- **GIVEN REQUEST A**
Find every line in the records below that contains the string "button" and copy each one. Case counts.

- **EXTRACT**
## begin
[RFC v2] protocol: Introduce foreign surface protocol

Jason Ekstrand jason at jlekstrand.net
Fri Mar 22 09:06:51 PDT 2013


Hi Jonas,
I'm really starting to like the look of this.   However there are
still a few sticky spots. First: How do you plan to handle resizing in
a sane way? Do you plan to do that entirely through the external IPC
mechanism or have some sort of configure event that gets passed via
wayland?  Also, there's a potential treading issue: see below

On Fri, Mar 22, 2013 at 2:49 AM, Jonas Ådahl <jadahl at gmail.com> wrote:
> A foreign surface is a surface created given a handle associated with a
> previously exported surface. A handle is a randomly generated unique
> identifier that on the server can associate a handle with a surface.
>
> The exported surface is a surface created as normal but exported via the
> wl_foreign_surface_manager to be used to create a foreign surface on
> another client. The client of the exported surface is responsible for
> attaching buffers, setting input regions etc but the client of the
> foreign surface is responsible for mapping it. The foreign surface is
> created by sending the wl_foreign_surface_manager.create_foreign_surface
> request with the handle shared via some IPC.
>
> The surface created by create_foreign_surface can only be mapped as a
> sub-surface via the wl_subcompositor interface.
>
> A possible use case is:
>
> There are two clients (A and B) that can communicate via some IPC
> mechanism where A is the main process and B is a render process. B
> renders to a surface and A decides its visibility and position. Below
> follows an example how foreign surfaces can be used.
>
> 1. Both A and B connects do the server
> 5. A creates a main surface
> 2. B creates a render surface
> 3. B exports the render surface and retrieves a handle
> 4. B sends the surface handle via IPC to A
> 6. A receives the surface handle via IPC from B
> 7. A creates a foreign wl_surface via wl_foreign_surface_manager
> 8. A creates a wl_subsurface via the wl_subcompositor
>
> B can now render frames to its exported surface, and it will be mapped
> and composited according to A's choice of positioning.
>
> Signed-off-by: Jonas Ådahl <jadahl at gmail.com>
> ---
>
> Hi,
>
> This is a follow-up of the "[RFC] Introduce logical surface protocol" [0].
>
> Some changes since version 1 are:
>  - renamed to foreign surfaces,
>  - export new surface object instead of acquire/release handle,
>  - create only wl_surface via the new interface,
>  - create the wl_subsurface interface directly via the wl_subcompositor,
>
> Some unfinished parts are how to route with input and how to deal with
> involuntary destruction of exported surfaces (crashes).
## end
- **GIVEN REQUEST B**
Reproduce the part of the foreign surface email above from "On Fri, Mar" up to and including "via some IPC.".

[Records from a data source]
## begin
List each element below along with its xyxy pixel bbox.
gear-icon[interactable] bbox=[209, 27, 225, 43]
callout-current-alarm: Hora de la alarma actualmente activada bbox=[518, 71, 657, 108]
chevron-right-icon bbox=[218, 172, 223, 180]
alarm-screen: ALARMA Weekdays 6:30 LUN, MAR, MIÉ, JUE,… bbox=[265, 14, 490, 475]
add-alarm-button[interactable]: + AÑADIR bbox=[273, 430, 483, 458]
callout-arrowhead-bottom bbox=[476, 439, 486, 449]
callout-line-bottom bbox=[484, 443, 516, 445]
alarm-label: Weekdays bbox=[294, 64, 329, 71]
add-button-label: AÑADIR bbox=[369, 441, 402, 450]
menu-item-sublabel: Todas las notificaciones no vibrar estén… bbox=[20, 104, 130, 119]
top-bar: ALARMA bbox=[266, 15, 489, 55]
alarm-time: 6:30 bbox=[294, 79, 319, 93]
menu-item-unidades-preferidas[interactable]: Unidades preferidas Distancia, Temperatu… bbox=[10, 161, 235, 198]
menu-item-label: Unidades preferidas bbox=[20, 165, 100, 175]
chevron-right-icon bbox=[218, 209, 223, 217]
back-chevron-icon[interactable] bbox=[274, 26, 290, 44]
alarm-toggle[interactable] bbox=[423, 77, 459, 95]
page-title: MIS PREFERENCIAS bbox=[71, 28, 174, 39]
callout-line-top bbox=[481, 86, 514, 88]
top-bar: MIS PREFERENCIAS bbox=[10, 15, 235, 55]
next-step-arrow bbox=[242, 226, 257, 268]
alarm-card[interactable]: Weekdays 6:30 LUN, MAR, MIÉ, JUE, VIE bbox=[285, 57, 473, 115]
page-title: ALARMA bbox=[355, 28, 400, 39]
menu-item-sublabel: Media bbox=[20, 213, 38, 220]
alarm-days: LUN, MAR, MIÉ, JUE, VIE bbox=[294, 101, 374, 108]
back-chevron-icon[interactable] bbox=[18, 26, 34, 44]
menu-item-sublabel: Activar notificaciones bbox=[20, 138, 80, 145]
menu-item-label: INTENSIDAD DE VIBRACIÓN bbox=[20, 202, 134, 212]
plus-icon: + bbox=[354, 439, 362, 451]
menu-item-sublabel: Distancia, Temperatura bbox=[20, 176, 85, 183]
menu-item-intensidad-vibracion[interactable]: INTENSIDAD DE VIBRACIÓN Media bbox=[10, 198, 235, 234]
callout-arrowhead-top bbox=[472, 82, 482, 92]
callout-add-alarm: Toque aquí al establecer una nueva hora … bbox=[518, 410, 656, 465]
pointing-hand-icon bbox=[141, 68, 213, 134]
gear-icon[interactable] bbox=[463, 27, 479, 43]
## end
## begin
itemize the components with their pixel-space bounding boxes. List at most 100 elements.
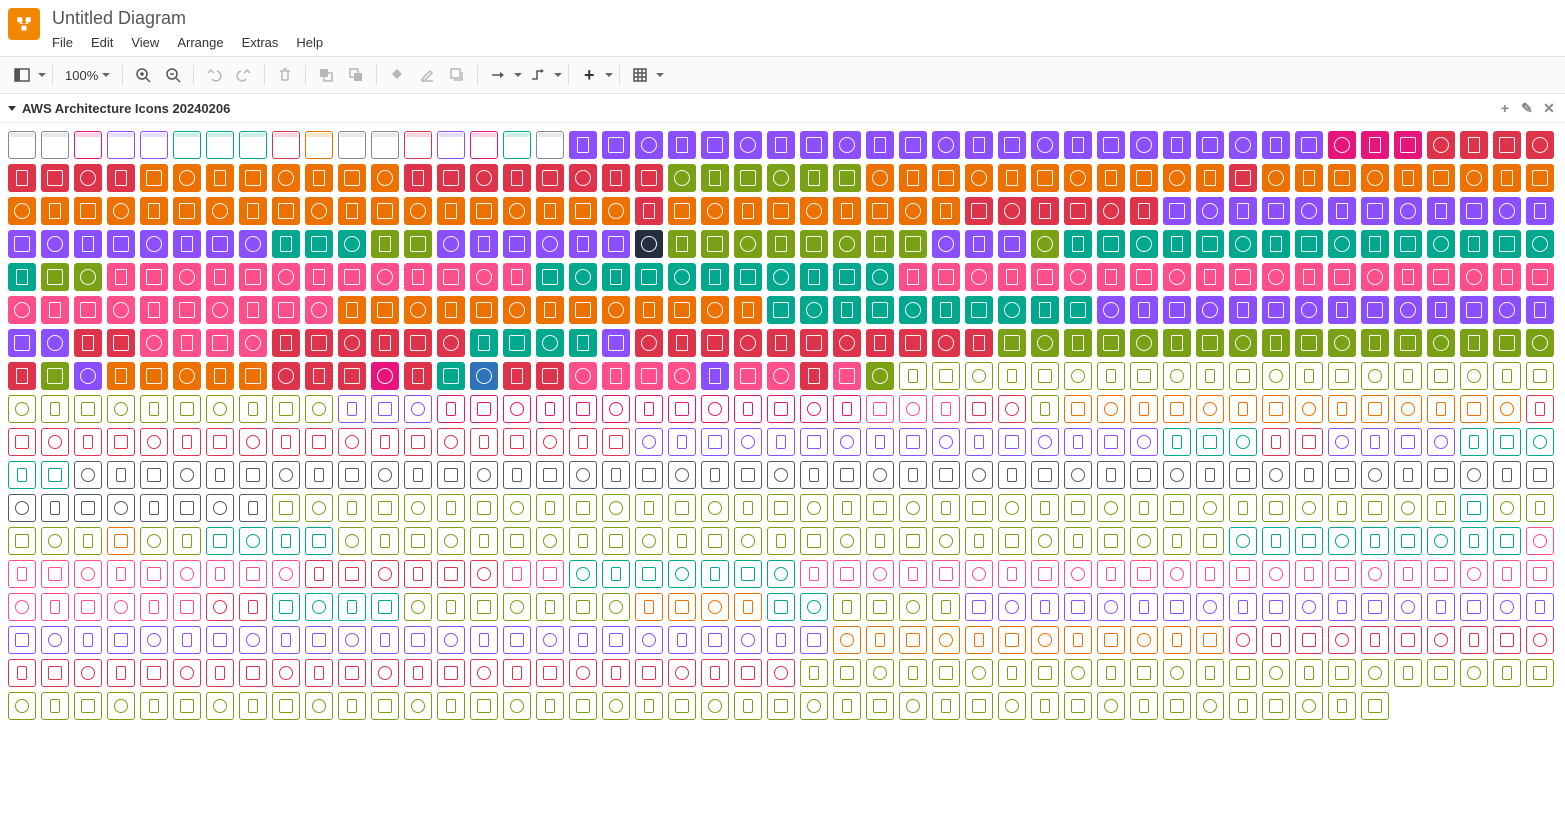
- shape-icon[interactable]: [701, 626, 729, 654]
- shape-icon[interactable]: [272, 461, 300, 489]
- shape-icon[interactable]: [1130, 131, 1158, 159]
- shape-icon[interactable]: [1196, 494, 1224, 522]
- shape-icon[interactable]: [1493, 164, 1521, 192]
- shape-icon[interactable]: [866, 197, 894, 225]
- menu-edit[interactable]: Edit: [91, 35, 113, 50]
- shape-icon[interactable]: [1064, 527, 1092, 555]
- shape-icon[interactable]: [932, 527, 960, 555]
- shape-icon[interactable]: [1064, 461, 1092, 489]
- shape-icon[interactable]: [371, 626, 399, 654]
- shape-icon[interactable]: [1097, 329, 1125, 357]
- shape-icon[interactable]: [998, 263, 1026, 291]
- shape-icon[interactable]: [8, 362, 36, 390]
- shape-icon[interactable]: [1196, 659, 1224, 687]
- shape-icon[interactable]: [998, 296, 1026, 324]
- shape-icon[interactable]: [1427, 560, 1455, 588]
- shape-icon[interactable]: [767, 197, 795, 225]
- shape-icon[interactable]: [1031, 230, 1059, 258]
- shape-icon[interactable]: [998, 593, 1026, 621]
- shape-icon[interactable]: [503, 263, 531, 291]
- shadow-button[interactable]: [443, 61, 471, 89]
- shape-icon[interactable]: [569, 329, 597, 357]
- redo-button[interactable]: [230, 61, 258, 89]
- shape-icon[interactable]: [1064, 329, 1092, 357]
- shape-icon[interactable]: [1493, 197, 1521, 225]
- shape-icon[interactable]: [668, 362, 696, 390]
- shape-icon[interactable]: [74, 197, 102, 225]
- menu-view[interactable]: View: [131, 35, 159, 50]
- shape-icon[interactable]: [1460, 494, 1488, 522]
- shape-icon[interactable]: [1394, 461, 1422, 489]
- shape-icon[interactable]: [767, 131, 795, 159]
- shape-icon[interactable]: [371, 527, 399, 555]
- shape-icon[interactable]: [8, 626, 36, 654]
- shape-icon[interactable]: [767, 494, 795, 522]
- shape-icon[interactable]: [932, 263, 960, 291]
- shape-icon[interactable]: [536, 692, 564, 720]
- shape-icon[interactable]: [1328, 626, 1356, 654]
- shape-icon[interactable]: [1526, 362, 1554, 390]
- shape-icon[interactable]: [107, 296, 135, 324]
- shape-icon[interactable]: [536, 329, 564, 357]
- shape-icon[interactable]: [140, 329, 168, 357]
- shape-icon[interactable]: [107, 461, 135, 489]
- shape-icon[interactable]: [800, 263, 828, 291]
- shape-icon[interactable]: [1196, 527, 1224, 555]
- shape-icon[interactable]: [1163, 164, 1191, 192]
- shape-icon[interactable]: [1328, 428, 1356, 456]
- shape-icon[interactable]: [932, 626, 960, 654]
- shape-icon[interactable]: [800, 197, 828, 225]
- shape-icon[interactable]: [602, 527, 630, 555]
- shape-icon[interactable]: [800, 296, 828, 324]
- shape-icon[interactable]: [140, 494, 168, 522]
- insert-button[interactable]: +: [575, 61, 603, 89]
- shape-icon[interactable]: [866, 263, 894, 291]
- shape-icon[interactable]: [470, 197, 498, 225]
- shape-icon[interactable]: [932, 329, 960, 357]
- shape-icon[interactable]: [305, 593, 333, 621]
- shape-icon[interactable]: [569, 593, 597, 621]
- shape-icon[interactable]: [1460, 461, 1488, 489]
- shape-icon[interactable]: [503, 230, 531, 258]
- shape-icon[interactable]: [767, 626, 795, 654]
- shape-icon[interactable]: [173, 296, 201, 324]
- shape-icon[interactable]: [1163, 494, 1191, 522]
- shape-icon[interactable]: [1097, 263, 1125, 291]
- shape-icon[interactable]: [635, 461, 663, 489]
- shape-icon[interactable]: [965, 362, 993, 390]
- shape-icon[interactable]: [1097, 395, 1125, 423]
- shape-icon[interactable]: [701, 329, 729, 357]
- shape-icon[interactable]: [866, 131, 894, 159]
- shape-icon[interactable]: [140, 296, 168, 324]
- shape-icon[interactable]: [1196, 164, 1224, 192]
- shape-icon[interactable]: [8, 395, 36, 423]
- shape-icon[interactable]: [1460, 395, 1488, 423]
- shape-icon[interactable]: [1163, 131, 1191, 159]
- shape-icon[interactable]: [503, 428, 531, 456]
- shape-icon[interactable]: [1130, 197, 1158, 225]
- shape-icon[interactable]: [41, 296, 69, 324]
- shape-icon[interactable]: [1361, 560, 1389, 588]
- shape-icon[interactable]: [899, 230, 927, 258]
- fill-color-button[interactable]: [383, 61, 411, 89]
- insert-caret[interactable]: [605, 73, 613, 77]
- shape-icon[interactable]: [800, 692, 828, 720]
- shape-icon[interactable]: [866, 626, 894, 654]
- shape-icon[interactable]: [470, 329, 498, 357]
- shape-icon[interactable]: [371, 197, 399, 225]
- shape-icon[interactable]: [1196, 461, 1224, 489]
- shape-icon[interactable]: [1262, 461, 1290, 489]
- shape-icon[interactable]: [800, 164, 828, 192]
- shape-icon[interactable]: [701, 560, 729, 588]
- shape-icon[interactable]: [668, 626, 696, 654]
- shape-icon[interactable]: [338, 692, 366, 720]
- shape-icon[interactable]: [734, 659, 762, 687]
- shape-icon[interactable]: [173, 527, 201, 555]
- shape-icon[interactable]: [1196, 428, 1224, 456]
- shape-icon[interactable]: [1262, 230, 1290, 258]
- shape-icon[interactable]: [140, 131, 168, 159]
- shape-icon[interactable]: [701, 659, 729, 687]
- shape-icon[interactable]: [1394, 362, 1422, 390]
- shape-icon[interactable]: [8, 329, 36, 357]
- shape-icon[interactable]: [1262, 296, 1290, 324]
## end
- **WORKED ANSWER A**
add-alarm-button[interactable]: + AÑADIR bbox=[273, 430, 483, 458]
add-button-label: AÑADIR bbox=[369, 441, 402, 450]
- shadow-button[interactable]: [443, 61, 471, 89]
- redo-button[interactable]: [230, 61, 258, 89]
- insert-button[interactable]: +: [575, 61, 603, 89]
- fill-color-button[interactable]: [383, 61, 411, 89]

- **WORKED ANSWER B**
On Fri, Mar 22, 2013 at 2:49 AM, Jonas Ådahl <jadahl at gmail.com> wrote:
> A foreign surface is a surface created given a handle associated with a
> previously exported surface. A handle is a randomly generated unique
> identifier that on the server can associate a handle with a surface.
>
> The exported surface is a surface created as normal but exported via the
> wl_foreign_surface_manager to be used to create a foreign surface on
> another client. The client of the exported surface is responsible for
> attaching buffers, setting input regions etc but the client of the
> foreign surface is responsible for mapping it. The foreign surface is
> created by sending the wl_foreign_surface_manager.create_foreign_surface
> request with the handle shared via some IPC.